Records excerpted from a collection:
# # # #

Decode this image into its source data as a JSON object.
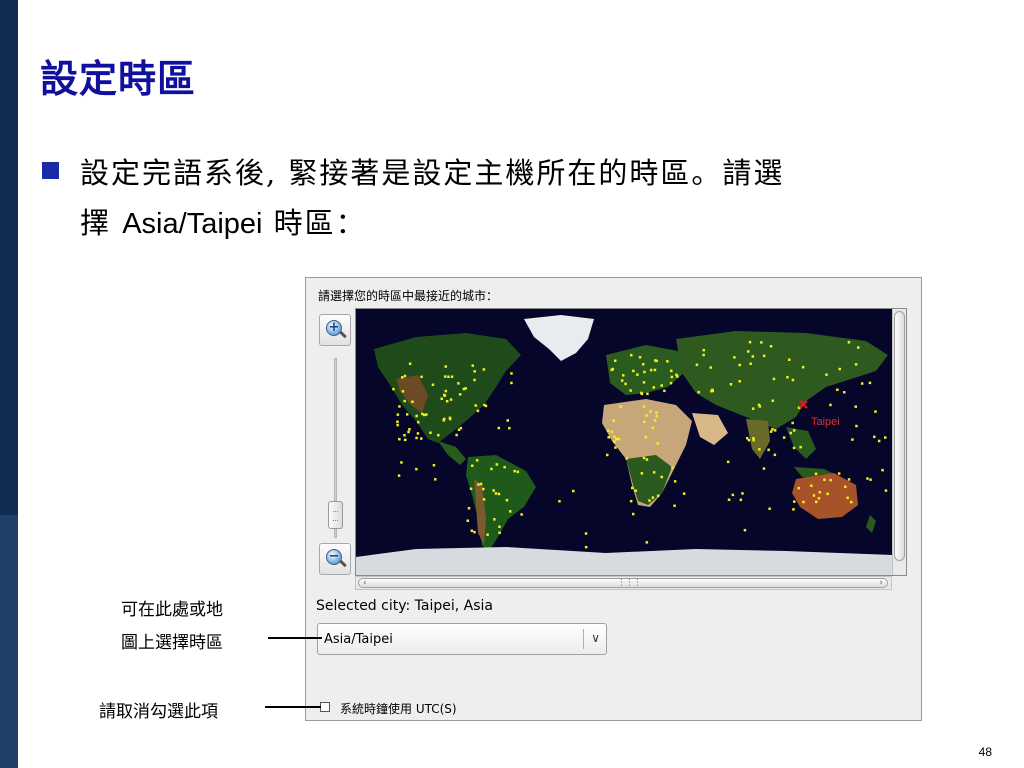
{
  "slide": {
    "title": "設定時區",
    "bullet_line1": "設定完語系後, 緊接著是設定主機所在的時區。請選",
    "bullet_line2_a": "擇 ",
    "bullet_line2_b": "Asia/Taipei",
    "bullet_line2_c": " 時區：",
    "page_number": "48"
  },
  "dialog": {
    "prompt": "請選擇您的時區中最接近的城市：",
    "selected_city": "Selected city: Taipei, Asia",
    "timezone_value": "Asia/Taipei",
    "map_city_label": "Taipei",
    "utc_label": "系統時鐘使用 UTC(S)"
  },
  "annotations": {
    "note1_line1": "可在此處或地",
    "note1_line2": "圖上選擇時區",
    "note2": "請取消勾選此項"
  },
  "colors": {
    "title": "#1010a0",
    "ocean": "#06052a",
    "city_dot": "#f0f020",
    "selected_marker": "#e02020"
  },
  "icons": {
    "zoom_in": "zoom-in-icon",
    "zoom_out": "zoom-out-icon",
    "dropdown": "chevron-down-icon"
  }
}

# # # #

### Exercise details
Quote every entry exactly, with the pictures omitted.

### Solution to this task
Decode this image into its source data as a JSON object.
{
  "slide": {
    "title": "設定時區",
    "bullet_line1": "設定完語系後, 緊接著是設定主機所在的時區。請選",
    "bullet_line2_a": "擇 ",
    "bullet_line2_b": "Asia/Taipei",
    "bullet_line2_c": " 時區：",
    "page_number": "48"
  },
  "dialog": {
    "prompt": "請選擇您的時區中最接近的城市：",
    "selected_city": "Selected city: Taipei, Asia",
    "timezone_value": "Asia/Taipei",
    "map_city_label": "Taipei",
    "utc_label": "系統時鐘使用 UTC(S)"
  },
  "annotations": {
    "note1_line1": "可在此處或地",
    "note1_line2": "圖上選擇時區",
    "note2": "請取消勾選此項"
  },
  "colors": {
    "title": "#1010a0",
    "ocean": "#06052a",
    "city_dot": "#f0f020",
    "selected_marker": "#e02020"
  },
  "icons": {
    "zoom_in": "zoom-in-icon",
    "zoom_out": "zoom-out-icon",
    "dropdown": "chevron-down-icon"
  }
}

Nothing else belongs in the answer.